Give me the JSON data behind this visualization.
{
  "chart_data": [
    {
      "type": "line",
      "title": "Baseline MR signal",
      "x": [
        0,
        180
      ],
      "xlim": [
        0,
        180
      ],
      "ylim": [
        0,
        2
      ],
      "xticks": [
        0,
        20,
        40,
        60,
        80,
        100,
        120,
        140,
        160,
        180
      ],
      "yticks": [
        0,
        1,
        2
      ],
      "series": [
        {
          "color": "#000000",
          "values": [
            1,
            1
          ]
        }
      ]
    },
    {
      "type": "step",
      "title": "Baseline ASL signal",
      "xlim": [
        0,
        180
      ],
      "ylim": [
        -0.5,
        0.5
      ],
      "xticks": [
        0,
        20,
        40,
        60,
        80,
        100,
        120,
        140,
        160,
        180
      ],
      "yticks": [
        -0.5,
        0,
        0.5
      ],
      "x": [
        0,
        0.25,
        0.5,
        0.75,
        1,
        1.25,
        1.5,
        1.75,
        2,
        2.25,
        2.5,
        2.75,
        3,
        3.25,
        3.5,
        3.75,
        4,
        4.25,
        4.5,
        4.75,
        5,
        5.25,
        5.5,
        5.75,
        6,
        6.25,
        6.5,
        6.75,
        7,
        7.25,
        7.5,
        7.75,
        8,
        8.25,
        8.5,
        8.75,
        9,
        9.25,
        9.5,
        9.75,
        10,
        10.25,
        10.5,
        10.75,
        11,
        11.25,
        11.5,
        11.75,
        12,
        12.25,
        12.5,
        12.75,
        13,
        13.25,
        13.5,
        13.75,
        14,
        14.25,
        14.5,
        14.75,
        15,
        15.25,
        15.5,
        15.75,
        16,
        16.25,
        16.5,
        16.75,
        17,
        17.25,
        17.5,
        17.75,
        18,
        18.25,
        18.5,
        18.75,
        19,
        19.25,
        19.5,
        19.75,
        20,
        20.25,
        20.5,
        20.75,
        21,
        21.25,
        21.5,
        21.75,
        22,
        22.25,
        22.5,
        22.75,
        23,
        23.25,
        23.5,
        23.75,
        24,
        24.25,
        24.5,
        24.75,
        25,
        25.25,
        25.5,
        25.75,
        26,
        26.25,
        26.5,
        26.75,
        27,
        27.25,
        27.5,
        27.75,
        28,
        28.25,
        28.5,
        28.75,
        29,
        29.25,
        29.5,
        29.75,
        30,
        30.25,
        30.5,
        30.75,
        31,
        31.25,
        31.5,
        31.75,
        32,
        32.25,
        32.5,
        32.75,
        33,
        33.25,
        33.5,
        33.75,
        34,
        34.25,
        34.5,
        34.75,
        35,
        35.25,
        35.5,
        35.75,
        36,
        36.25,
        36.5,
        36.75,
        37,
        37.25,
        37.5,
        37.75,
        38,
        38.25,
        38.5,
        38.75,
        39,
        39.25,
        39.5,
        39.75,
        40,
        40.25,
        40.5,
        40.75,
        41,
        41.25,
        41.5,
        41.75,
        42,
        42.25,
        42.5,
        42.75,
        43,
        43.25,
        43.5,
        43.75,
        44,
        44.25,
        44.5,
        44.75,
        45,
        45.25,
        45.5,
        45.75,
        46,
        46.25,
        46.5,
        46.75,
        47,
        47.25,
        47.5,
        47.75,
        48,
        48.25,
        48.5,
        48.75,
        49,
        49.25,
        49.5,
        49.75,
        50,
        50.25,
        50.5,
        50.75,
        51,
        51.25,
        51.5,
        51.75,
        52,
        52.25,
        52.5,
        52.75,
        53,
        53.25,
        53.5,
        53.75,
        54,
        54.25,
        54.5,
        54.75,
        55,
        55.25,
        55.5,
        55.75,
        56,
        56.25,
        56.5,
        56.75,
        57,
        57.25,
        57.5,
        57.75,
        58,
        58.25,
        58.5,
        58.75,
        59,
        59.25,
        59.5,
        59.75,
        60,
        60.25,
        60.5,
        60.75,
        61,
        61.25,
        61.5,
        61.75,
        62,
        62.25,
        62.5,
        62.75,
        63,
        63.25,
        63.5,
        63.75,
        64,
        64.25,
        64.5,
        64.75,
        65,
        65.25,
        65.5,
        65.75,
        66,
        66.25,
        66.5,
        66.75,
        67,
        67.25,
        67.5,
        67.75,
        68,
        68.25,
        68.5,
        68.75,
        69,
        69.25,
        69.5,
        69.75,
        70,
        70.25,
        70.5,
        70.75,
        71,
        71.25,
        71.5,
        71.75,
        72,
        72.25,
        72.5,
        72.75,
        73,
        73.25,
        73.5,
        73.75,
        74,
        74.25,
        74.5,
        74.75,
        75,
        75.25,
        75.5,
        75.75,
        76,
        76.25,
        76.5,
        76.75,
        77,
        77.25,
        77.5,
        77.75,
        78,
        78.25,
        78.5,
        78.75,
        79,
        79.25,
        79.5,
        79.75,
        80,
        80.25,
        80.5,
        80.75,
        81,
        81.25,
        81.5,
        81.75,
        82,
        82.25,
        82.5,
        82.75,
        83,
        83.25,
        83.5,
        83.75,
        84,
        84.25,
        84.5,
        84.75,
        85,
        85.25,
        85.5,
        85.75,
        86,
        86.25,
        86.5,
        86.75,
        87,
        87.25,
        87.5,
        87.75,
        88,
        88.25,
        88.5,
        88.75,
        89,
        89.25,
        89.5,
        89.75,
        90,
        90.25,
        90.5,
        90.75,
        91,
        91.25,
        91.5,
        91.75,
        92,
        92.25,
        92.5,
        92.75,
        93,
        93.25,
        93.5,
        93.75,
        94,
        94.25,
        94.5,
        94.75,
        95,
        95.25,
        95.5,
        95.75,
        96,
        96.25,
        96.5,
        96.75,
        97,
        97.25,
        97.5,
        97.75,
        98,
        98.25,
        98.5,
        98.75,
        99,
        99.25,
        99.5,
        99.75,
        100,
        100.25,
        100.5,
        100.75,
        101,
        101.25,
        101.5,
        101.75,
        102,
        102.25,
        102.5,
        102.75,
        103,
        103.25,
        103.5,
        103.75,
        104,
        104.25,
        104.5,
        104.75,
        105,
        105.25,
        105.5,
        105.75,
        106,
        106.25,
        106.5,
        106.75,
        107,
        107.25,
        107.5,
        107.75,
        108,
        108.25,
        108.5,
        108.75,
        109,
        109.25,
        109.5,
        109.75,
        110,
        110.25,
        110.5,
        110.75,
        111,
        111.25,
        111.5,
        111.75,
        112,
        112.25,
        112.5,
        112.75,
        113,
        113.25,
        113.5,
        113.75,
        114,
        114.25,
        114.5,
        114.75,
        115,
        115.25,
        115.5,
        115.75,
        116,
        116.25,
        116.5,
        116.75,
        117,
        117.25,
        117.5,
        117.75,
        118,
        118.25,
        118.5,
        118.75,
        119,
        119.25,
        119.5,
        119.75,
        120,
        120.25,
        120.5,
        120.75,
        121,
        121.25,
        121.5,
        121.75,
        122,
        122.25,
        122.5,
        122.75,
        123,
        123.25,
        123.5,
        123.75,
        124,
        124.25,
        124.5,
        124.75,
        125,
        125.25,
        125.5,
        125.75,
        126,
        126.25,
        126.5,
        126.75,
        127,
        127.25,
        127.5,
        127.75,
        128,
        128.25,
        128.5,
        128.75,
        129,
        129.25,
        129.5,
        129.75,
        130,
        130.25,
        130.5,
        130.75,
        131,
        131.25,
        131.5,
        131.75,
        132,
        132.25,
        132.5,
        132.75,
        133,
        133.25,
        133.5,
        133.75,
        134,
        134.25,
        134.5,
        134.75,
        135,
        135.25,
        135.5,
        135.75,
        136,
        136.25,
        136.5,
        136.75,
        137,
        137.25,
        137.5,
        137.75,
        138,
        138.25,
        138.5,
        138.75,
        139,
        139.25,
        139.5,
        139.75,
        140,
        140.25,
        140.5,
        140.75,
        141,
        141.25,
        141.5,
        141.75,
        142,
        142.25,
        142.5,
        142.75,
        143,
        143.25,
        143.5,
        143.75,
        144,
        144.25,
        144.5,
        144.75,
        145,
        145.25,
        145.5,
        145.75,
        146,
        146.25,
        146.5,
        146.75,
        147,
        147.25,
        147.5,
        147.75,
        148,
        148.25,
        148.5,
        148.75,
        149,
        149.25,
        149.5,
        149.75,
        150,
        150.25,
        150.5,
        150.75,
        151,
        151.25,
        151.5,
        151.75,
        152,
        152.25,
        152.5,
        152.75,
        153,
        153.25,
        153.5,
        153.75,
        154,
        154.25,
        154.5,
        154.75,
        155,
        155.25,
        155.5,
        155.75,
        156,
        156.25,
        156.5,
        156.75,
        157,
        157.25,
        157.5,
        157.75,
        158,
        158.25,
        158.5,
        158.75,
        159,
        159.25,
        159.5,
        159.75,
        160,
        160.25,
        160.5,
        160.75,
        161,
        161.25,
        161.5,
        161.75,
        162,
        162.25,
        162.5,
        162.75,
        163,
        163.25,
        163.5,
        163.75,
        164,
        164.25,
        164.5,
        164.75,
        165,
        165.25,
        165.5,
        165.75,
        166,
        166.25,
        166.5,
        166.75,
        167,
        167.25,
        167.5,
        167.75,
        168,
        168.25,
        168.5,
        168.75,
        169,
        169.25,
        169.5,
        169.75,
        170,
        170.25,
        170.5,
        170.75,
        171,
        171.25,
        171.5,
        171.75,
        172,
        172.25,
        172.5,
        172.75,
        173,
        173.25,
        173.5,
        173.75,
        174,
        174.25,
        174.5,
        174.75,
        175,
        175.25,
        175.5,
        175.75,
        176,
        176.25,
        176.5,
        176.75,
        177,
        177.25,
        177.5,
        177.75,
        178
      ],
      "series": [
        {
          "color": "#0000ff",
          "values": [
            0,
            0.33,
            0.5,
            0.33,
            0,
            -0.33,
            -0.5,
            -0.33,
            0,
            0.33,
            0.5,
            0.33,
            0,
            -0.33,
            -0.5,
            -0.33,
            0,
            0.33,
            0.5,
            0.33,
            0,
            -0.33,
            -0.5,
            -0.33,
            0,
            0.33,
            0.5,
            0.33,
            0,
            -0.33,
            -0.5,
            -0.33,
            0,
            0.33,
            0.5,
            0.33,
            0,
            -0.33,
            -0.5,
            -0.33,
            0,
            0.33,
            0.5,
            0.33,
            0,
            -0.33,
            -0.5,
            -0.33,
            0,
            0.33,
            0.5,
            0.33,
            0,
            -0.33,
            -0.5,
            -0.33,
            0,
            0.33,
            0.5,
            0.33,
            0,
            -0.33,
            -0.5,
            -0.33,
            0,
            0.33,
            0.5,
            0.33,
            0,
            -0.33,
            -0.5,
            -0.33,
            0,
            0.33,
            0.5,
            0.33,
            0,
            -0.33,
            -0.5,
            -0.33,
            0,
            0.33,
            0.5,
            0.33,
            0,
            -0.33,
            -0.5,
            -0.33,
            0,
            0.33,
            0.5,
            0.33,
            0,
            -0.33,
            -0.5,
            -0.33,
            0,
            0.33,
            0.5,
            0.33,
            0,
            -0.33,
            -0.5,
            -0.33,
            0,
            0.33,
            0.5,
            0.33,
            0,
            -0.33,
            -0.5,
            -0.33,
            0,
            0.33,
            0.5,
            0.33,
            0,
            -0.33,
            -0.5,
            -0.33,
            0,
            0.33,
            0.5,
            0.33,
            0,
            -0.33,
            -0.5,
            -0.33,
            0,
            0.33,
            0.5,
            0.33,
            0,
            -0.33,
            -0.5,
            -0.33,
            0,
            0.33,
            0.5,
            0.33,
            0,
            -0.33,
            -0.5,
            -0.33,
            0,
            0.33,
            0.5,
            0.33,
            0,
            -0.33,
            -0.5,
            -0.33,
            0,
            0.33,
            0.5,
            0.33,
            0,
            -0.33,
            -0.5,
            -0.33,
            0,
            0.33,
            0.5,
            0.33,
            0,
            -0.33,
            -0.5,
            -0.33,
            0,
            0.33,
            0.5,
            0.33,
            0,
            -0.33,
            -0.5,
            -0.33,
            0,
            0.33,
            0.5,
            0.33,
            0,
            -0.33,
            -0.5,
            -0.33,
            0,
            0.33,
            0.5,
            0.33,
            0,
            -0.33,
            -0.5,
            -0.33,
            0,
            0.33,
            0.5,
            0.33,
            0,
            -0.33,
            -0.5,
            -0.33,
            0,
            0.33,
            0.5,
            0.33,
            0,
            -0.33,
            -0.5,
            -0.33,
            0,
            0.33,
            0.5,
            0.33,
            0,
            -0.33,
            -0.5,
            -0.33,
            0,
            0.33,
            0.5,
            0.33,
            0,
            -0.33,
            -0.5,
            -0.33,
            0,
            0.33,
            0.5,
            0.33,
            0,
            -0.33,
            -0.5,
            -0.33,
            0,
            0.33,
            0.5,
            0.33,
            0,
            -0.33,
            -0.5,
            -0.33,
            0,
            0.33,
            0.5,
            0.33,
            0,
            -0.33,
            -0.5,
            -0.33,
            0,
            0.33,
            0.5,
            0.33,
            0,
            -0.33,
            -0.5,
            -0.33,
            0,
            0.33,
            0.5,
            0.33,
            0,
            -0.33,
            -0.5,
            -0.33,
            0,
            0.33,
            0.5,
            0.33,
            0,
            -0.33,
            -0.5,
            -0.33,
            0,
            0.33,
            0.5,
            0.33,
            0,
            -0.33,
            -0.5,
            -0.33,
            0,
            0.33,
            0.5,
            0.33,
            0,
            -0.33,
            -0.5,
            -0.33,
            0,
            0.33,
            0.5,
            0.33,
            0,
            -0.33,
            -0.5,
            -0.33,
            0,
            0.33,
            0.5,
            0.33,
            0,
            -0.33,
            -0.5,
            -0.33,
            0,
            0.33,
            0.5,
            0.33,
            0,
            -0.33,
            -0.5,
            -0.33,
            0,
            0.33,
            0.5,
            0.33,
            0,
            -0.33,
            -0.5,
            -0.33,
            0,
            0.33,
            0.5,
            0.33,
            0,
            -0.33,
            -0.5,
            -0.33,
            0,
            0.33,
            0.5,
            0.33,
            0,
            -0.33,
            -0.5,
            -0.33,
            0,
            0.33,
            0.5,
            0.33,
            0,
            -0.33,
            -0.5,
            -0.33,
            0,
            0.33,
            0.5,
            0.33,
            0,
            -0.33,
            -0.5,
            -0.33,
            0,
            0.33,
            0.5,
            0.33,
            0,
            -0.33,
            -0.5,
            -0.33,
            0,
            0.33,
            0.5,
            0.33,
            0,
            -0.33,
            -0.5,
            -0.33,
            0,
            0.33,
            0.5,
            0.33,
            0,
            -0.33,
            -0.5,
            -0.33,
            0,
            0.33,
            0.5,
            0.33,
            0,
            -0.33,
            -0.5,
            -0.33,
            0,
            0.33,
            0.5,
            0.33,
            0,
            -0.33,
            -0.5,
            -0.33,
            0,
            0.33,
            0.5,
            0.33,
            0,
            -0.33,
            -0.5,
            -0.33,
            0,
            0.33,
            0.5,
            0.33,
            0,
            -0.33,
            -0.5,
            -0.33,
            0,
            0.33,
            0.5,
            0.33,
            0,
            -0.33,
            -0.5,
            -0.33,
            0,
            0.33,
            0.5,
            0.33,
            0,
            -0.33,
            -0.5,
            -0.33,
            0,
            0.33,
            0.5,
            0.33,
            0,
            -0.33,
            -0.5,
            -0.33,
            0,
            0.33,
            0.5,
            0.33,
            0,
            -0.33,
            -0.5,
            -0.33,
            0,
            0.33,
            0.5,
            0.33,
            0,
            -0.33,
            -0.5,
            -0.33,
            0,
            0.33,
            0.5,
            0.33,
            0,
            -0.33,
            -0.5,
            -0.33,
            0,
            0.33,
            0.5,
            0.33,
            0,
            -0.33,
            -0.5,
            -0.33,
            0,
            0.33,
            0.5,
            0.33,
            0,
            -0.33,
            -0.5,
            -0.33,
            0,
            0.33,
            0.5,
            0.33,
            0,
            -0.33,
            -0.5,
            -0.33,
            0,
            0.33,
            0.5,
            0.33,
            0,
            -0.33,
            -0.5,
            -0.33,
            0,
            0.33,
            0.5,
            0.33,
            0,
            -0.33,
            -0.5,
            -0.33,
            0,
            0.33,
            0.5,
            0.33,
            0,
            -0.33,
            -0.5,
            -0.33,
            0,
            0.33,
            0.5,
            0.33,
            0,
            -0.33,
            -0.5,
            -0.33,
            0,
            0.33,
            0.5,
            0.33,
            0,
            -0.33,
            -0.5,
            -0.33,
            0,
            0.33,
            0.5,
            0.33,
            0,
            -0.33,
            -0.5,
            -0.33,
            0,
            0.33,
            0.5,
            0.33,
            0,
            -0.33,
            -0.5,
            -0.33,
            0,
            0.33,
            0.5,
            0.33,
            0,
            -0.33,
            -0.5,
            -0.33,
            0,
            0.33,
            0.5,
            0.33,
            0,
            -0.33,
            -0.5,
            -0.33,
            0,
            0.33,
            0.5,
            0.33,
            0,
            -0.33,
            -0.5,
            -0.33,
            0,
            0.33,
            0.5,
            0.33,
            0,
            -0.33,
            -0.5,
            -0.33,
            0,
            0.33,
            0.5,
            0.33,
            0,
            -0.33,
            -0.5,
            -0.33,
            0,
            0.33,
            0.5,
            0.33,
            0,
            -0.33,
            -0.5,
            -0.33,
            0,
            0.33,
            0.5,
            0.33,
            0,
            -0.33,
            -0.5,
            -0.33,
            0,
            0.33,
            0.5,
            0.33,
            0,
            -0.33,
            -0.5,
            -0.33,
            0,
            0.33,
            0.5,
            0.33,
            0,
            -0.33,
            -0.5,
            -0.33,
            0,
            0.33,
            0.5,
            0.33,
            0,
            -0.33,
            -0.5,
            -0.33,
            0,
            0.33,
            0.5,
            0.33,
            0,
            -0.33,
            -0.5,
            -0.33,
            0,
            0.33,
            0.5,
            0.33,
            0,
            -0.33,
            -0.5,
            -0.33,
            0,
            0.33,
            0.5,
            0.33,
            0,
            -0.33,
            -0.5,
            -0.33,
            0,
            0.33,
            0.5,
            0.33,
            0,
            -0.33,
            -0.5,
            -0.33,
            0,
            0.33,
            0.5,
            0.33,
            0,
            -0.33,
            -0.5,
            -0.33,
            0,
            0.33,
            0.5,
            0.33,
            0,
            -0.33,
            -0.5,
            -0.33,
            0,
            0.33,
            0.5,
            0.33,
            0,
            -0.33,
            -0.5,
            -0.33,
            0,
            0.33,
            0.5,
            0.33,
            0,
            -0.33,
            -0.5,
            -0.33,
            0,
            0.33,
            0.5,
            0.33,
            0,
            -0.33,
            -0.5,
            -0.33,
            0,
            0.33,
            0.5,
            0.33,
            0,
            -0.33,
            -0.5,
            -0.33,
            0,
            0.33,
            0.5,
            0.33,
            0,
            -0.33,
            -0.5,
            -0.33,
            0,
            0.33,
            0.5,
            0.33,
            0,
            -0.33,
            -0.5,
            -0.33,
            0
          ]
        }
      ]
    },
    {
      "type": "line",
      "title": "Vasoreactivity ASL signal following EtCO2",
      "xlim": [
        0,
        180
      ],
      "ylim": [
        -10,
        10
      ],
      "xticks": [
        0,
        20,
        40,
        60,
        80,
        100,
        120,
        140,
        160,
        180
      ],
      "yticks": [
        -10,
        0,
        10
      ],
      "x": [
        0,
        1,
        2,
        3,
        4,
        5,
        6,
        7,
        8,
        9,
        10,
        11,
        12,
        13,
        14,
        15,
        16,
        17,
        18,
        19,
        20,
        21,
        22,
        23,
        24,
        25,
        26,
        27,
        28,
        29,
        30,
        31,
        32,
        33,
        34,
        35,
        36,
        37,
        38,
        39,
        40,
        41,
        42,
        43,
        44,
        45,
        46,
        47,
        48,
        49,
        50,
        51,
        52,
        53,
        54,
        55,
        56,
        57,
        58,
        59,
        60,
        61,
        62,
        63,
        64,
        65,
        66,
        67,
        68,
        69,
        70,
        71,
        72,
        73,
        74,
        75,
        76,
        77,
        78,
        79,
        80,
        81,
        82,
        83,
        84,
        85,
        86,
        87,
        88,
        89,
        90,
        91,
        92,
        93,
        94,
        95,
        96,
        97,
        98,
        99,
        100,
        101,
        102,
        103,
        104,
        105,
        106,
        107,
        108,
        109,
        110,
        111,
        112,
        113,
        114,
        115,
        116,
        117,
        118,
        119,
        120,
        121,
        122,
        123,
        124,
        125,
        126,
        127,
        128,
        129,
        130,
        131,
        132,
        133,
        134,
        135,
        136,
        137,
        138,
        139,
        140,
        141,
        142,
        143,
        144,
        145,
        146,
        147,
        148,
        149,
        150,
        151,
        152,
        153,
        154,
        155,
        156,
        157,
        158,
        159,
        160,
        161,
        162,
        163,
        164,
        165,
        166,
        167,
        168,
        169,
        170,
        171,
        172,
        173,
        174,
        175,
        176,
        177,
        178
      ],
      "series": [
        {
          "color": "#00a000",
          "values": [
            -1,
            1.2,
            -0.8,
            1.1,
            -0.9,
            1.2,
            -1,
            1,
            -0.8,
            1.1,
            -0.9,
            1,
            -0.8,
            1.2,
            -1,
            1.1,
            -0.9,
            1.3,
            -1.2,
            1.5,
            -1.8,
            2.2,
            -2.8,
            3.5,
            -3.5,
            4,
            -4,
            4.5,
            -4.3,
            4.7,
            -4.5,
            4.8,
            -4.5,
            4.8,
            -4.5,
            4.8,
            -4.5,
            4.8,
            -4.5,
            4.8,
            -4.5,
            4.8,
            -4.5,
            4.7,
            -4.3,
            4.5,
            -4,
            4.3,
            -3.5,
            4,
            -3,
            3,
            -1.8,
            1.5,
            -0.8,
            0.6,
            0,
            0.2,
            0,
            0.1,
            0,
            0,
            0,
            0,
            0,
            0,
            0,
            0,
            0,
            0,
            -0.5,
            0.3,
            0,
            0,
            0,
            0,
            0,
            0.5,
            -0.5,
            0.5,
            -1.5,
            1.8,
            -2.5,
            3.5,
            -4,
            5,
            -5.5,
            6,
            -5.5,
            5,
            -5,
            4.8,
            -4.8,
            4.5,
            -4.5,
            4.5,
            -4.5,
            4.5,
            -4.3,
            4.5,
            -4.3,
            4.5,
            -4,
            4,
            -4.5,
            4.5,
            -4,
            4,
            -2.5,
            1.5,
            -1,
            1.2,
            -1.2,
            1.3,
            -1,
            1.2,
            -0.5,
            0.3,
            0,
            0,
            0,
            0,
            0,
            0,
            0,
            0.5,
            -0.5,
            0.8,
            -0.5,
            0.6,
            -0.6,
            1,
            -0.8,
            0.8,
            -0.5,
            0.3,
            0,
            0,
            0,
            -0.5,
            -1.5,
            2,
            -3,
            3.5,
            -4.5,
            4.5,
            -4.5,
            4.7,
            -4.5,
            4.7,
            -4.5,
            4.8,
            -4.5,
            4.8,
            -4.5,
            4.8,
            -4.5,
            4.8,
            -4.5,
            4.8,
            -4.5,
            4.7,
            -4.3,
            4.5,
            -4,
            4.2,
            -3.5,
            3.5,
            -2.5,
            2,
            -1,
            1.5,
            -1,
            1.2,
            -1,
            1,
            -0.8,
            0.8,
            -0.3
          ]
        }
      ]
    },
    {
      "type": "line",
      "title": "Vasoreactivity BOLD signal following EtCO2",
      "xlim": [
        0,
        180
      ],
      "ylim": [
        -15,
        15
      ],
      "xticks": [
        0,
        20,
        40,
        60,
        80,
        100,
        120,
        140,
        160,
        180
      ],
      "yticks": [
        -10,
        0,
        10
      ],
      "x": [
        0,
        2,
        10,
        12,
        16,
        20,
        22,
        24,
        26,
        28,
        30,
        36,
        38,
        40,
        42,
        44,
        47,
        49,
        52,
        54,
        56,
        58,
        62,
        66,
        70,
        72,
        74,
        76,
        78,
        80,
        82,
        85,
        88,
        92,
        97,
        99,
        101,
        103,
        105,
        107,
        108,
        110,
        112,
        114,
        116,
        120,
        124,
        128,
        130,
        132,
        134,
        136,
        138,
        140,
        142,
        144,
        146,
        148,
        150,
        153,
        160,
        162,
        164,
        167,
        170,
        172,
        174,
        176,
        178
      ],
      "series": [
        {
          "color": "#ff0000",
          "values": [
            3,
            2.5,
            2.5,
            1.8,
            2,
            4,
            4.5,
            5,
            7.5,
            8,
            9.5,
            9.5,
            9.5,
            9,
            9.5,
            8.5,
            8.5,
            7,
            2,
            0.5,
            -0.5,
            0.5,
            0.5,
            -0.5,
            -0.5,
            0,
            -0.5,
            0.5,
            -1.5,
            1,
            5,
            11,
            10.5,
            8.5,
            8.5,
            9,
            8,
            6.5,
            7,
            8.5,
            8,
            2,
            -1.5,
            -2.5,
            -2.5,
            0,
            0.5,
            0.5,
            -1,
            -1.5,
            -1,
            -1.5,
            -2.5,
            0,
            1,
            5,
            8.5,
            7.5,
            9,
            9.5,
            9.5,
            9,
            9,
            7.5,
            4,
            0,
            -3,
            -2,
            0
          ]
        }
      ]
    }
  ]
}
* * * * *
### [TASK STATEMENT]
Read the entries and pick out all lines that include the word "following".

### [ANSWER TO THE PROBLEM]
      "title": "Vasoreactivity ASL signal following EtCO2",
      "title": "Vasoreactivity BOLD signal following EtCO2",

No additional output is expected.